START
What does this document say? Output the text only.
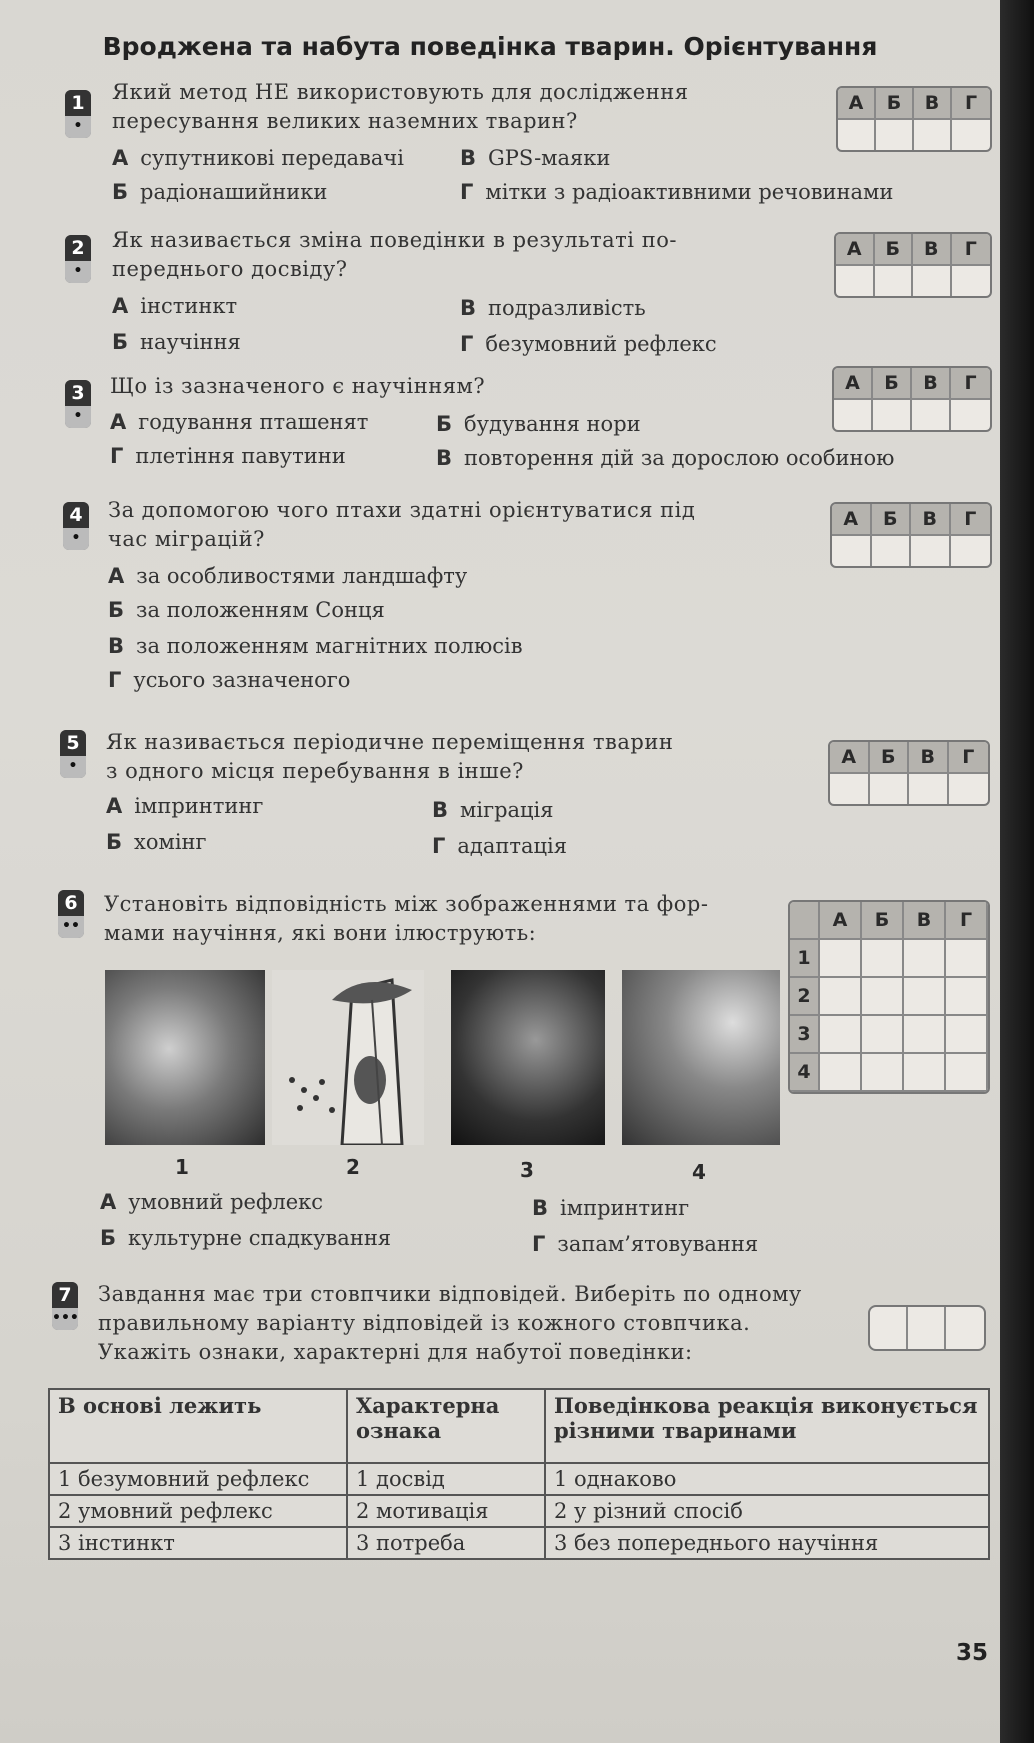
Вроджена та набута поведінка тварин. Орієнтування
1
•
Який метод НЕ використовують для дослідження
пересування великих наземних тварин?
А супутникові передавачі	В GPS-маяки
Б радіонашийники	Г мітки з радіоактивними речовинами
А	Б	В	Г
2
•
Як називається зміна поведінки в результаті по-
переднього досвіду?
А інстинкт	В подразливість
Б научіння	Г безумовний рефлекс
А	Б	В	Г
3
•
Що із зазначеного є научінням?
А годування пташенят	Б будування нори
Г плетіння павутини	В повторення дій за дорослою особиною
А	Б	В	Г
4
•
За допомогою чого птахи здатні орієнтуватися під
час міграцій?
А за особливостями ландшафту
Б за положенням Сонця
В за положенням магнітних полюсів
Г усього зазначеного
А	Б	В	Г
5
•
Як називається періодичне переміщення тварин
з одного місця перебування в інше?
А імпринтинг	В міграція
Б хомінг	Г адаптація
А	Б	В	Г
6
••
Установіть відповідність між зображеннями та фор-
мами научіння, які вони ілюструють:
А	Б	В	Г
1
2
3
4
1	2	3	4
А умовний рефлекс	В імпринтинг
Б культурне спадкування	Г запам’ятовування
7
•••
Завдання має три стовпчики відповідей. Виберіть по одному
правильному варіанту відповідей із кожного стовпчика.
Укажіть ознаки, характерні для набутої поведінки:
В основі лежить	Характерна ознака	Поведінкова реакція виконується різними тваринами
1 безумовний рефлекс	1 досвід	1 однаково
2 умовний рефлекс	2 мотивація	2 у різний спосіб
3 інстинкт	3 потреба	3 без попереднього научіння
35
END
# What needs to be done
Give every record again exactly, apart from the pictures, which stay out.

# Answer to this task
What does this document say? Output the text only.
Вроджена та набута поведінка тварин. Орієнтування
1
•
Який метод НЕ використовують для дослідження
пересування великих наземних тварин?
А супутникові передавачі	В GPS-маяки
Б радіонашийники	Г мітки з радіоактивними речовинами
А	Б	В	Г
2
•
Як називається зміна поведінки в результаті по-
переднього досвіду?
А інстинкт	В подразливість
Б научіння	Г безумовний рефлекс
А	Б	В	Г
3
•
Що із зазначеного є научінням?
А годування пташенят	Б будування нори
Г плетіння павутини	В повторення дій за дорослою особиною
А	Б	В	Г
4
•
За допомогою чого птахи здатні орієнтуватися під
час міграцій?
А за особливостями ландшафту
Б за положенням Сонця
В за положенням магнітних полюсів
Г усього зазначеного
А	Б	В	Г
5
•
Як називається періодичне переміщення тварин
з одного місця перебування в інше?
А імпринтинг	В міграція
Б хомінг	Г адаптація
А	Б	В	Г
6
••
Установіть відповідність між зображеннями та фор-
мами научіння, які вони ілюструють:
А	Б	В	Г
1
2
3
4
1	2	3	4
А умовний рефлекс	В імпринтинг
Б культурне спадкування	Г запам’ятовування
7
•••
Завдання має три стовпчики відповідей. Виберіть по одному
правильному варіанту відповідей із кожного стовпчика.
Укажіть ознаки, характерні для набутої поведінки:
В основі лежить	Характерна ознака	Поведінкова реакція виконується різними тваринами
1 безумовний рефлекс	1 досвід	1 однаково
2 умовний рефлекс	2 мотивація	2 у різний спосіб
3 інстинкт	3 потреба	3 без попереднього научіння
35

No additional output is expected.